Entries from a dataset:
-- START --
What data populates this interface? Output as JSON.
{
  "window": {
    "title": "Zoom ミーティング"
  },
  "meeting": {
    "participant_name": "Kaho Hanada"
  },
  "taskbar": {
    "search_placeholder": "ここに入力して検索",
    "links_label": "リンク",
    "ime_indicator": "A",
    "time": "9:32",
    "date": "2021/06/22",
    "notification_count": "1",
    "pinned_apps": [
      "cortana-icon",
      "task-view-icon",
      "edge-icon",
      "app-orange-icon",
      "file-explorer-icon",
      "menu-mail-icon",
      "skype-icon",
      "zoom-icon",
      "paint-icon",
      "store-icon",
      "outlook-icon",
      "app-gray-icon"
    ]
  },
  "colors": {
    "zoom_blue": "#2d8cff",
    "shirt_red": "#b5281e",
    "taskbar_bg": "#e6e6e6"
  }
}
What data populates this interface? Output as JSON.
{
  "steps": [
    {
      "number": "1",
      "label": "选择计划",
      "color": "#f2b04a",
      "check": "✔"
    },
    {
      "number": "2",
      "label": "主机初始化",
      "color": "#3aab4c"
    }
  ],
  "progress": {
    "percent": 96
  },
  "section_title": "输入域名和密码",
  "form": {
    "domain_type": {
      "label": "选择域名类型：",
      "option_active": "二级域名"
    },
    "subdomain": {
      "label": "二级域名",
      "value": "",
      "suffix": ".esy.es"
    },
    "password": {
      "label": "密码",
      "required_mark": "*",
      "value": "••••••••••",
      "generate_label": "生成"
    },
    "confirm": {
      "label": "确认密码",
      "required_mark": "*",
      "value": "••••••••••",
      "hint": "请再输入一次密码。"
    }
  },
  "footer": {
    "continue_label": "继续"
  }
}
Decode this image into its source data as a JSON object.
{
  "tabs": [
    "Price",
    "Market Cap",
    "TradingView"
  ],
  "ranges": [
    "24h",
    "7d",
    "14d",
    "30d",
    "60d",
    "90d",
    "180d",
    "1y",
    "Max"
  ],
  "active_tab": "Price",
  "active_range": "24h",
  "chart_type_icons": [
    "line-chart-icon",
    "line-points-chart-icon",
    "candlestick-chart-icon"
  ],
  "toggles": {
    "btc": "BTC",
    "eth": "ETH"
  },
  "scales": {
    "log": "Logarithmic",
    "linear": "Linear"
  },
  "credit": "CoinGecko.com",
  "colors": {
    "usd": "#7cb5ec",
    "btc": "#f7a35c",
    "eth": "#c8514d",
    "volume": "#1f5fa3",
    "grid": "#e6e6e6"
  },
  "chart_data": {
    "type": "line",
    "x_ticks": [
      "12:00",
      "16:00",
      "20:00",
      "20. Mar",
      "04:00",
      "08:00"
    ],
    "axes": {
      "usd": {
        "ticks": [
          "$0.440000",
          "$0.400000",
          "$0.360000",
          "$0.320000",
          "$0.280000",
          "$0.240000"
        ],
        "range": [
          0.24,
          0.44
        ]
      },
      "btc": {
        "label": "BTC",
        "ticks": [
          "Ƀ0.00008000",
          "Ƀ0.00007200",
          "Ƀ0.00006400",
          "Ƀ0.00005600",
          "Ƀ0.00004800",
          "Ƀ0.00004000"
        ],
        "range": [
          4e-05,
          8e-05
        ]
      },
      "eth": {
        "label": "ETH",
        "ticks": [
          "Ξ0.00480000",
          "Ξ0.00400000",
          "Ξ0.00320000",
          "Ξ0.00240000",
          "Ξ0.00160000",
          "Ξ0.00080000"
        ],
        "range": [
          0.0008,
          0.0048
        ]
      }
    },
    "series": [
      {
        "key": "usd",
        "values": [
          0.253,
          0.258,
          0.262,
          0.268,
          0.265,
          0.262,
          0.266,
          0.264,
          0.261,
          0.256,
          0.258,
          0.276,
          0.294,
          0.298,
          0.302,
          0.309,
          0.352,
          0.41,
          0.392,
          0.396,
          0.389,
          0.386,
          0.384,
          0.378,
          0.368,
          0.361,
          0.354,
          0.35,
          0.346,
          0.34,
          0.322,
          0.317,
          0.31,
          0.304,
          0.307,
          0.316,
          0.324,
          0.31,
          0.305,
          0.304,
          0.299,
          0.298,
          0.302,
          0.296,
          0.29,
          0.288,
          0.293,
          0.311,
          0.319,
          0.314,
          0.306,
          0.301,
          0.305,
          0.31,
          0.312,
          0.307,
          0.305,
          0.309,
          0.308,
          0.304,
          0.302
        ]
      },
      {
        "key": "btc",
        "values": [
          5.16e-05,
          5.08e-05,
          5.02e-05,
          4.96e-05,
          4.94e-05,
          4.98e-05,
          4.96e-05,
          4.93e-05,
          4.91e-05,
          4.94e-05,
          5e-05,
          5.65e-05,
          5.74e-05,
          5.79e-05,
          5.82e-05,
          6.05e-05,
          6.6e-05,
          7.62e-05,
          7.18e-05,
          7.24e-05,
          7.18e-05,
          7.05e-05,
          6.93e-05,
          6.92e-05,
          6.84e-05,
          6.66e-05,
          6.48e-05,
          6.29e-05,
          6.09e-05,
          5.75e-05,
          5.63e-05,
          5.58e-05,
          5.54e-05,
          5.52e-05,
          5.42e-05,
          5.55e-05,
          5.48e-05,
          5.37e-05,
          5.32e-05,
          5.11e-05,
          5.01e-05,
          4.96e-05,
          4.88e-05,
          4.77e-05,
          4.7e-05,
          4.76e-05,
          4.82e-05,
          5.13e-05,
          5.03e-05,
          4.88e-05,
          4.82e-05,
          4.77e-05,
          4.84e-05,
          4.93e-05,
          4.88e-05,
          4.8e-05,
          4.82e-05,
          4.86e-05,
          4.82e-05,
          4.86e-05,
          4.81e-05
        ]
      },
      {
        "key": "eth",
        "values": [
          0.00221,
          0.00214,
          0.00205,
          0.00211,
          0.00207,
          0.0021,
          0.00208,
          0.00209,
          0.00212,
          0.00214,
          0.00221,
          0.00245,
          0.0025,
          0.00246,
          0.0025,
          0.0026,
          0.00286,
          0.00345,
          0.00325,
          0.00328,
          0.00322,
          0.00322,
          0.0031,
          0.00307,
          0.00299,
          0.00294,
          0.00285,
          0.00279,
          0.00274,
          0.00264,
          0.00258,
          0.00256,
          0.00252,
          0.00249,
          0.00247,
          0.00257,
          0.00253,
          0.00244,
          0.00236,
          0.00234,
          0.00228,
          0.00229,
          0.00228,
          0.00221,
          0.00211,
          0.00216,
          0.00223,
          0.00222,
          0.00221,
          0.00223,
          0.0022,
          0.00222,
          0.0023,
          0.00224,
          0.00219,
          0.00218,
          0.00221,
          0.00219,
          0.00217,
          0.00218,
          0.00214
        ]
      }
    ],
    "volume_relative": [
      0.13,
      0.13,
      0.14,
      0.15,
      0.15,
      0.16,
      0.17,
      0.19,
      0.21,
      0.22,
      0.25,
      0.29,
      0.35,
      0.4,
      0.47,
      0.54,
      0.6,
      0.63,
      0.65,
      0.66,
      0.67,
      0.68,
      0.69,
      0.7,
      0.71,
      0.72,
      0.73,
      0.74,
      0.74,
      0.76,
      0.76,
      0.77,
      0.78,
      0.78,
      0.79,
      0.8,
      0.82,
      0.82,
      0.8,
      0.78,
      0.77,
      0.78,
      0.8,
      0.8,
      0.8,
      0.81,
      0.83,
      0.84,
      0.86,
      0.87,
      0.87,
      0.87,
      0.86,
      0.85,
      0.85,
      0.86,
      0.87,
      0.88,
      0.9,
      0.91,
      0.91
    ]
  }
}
-- END --
▶ [Requirement]: Print the material above once more, exactly.

▶ [Answer to this exercise]:
What data populates this interface? Output as JSON.
{
  "window": {
    "title": "Zoom ミーティング"
  },
  "meeting": {
    "participant_name": "Kaho Hanada"
  },
  "taskbar": {
    "search_placeholder": "ここに入力して検索",
    "links_label": "リンク",
    "ime_indicator": "A",
    "time": "9:32",
    "date": "2021/06/22",
    "notification_count": "1",
    "pinned_apps": [
      "cortana-icon",
      "task-view-icon",
      "edge-icon",
      "app-orange-icon",
      "file-explorer-icon",
      "menu-mail-icon",
      "skype-icon",
      "zoom-icon",
      "paint-icon",
      "store-icon",
      "outlook-icon",
      "app-gray-icon"
    ]
  },
  "colors": {
    "zoom_blue": "#2d8cff",
    "shirt_red": "#b5281e",
    "taskbar_bg": "#e6e6e6"
  }
}
What data populates this interface? Output as JSON.
{
  "steps": [
    {
      "number": "1",
      "label": "选择计划",
      "color": "#f2b04a",
      "check": "✔"
    },
    {
      "number": "2",
      "label": "主机初始化",
      "color": "#3aab4c"
    }
  ],
  "progress": {
    "percent": 96
  },
  "section_title": "输入域名和密码",
  "form": {
    "domain_type": {
      "label": "选择域名类型：",
      "option_active": "二级域名"
    },
    "subdomain": {
      "label": "二级域名",
      "value": "",
      "suffix": ".esy.es"
    },
    "password": {
      "label": "密码",
      "required_mark": "*",
      "value": "••••••••••",
      "generate_label": "生成"
    },
    "confirm": {
      "label": "确认密码",
      "required_mark": "*",
      "value": "••••••••••",
      "hint": "请再输入一次密码。"
    }
  },
  "footer": {
    "continue_label": "继续"
  }
}
Decode this image into its source data as a JSON object.
{
  "tabs": [
    "Price",
    "Market Cap",
    "TradingView"
  ],
  "ranges": [
    "24h",
    "7d",
    "14d",
    "30d",
    "60d",
    "90d",
    "180d",
    "1y",
    "Max"
  ],
  "active_tab": "Price",
  "active_range": "24h",
  "chart_type_icons": [
    "line-chart-icon",
    "line-points-chart-icon",
    "candlestick-chart-icon"
  ],
  "toggles": {
    "btc": "BTC",
    "eth": "ETH"
  },
  "scales": {
    "log": "Logarithmic",
    "linear": "Linear"
  },
  "credit": "CoinGecko.com",
  "colors": {
    "usd": "#7cb5ec",
    "btc": "#f7a35c",
    "eth": "#c8514d",
    "volume": "#1f5fa3",
    "grid": "#e6e6e6"
  },
  "chart_data": {
    "type": "line",
    "x_ticks": [
      "12:00",
      "16:00",
      "20:00",
      "20. Mar",
      "04:00",
      "08:00"
    ],
    "axes": {
      "usd": {
        "ticks": [
          "$0.440000",
          "$0.400000",
          "$0.360000",
          "$0.320000",
          "$0.280000",
          "$0.240000"
        ],
        "range": [
          0.24,
          0.44
        ]
      },
      "btc": {
        "label": "BTC",
        "ticks": [
          "Ƀ0.00008000",
          "Ƀ0.00007200",
          "Ƀ0.00006400",
          "Ƀ0.00005600",
          "Ƀ0.00004800",
          "Ƀ0.00004000"
        ],
        "range": [
          4e-05,
          8e-05
        ]
      },
      "eth": {
        "label": "ETH",
        "ticks": [
          "Ξ0.00480000",
          "Ξ0.00400000",
          "Ξ0.00320000",
          "Ξ0.00240000",
          "Ξ0.00160000",
          "Ξ0.00080000"
        ],
        "range": [
          0.0008,
          0.0048
        ]
      }
    },
    "series": [
      {
        "key": "usd",
        "values": [
          0.253,
          0.258,
          0.262,
          0.268,
          0.265,
          0.262,
          0.266,
          0.264,
          0.261,
          0.256,
          0.258,
          0.276,
          0.294,
          0.298,
          0.302,
          0.309,
          0.352,
          0.41,
          0.392,
          0.396,
          0.389,
          0.386,
          0.384,
          0.378,
          0.368,
          0.361,
          0.354,
          0.35,
          0.346,
          0.34,
          0.322,
          0.317,
          0.31,
          0.304,
          0.307,
          0.316,
          0.324,
          0.31,
          0.305,
          0.304,
          0.299,
          0.298,
          0.302,
          0.296,
          0.29,
          0.288,
          0.293,
          0.311,
          0.319,
          0.314,
          0.306,
          0.301,
          0.305,
          0.31,
          0.312,
          0.307,
          0.305,
          0.309,
          0.308,
          0.304,
          0.302
        ]
      },
      {
        "key": "btc",
        "values": [
          5.16e-05,
          5.08e-05,
          5.02e-05,
          4.96e-05,
          4.94e-05,
          4.98e-05,
          4.96e-05,
          4.93e-05,
          4.91e-05,
          4.94e-05,
          5e-05,
          5.65e-05,
          5.74e-05,
          5.79e-05,
          5.82e-05,
          6.05e-05,
          6.6e-05,
          7.62e-05,
          7.18e-05,
          7.24e-05,
          7.18e-05,
          7.05e-05,
          6.93e-05,
          6.92e-05,
          6.84e-05,
          6.66e-05,
          6.48e-05,
          6.29e-05,
          6.09e-05,
          5.75e-05,
          5.63e-05,
          5.58e-05,
          5.54e-05,
          5.52e-05,
          5.42e-05,
          5.55e-05,
          5.48e-05,
          5.37e-05,
          5.32e-05,
          5.11e-05,
          5.01e-05,
          4.96e-05,
          4.88e-05,
          4.77e-05,
          4.7e-05,
          4.76e-05,
          4.82e-05,
          5.13e-05,
          5.03e-05,
          4.88e-05,
          4.82e-05,
          4.77e-05,
          4.84e-05,
          4.93e-05,
          4.88e-05,
          4.8e-05,
          4.82e-05,
          4.86e-05,
          4.82e-05,
          4.86e-05,
          4.81e-05
        ]
      },
      {
        "key": "eth",
        "values": [
          0.00221,
          0.00214,
          0.00205,
          0.00211,
          0.00207,
          0.0021,
          0.00208,
          0.00209,
          0.00212,
          0.00214,
          0.00221,
          0.00245,
          0.0025,
          0.00246,
          0.0025,
          0.0026,
          0.00286,
          0.00345,
          0.00325,
          0.00328,
          0.00322,
          0.00322,
          0.0031,
          0.00307,
          0.00299,
          0.00294,
          0.00285,
          0.00279,
          0.00274,
          0.00264,
          0.00258,
          0.00256,
          0.00252,
          0.00249,
          0.00247,
          0.00257,
          0.00253,
          0.00244,
          0.00236,
          0.00234,
          0.00228,
          0.00229,
          0.00228,
          0.00221,
          0.00211,
          0.00216,
          0.00223,
          0.00222,
          0.00221,
          0.00223,
          0.0022,
          0.00222,
          0.0023,
          0.00224,
          0.00219,
          0.00218,
          0.00221,
          0.00219,
          0.00217,
          0.00218,
          0.00214
        ]
      }
    ],
    "volume_relative": [
      0.13,
      0.13,
      0.14,
      0.15,
      0.15,
      0.16,
      0.17,
      0.19,
      0.21,
      0.22,
      0.25,
      0.29,
      0.35,
      0.4,
      0.47,
      0.54,
      0.6,
      0.63,
      0.65,
      0.66,
      0.67,
      0.68,
      0.69,
      0.7,
      0.71,
      0.72,
      0.73,
      0.74,
      0.74,
      0.76,
      0.76,
      0.77,
      0.78,
      0.78,
      0.79,
      0.8,
      0.82,
      0.82,
      0.8,
      0.78,
      0.77,
      0.78,
      0.8,
      0.8,
      0.8,
      0.81,
      0.83,
      0.84,
      0.86,
      0.87,
      0.87,
      0.87,
      0.86,
      0.85,
      0.85,
      0.86,
      0.87,
      0.88,
      0.9,
      0.91,
      0.91
    ]
  }
}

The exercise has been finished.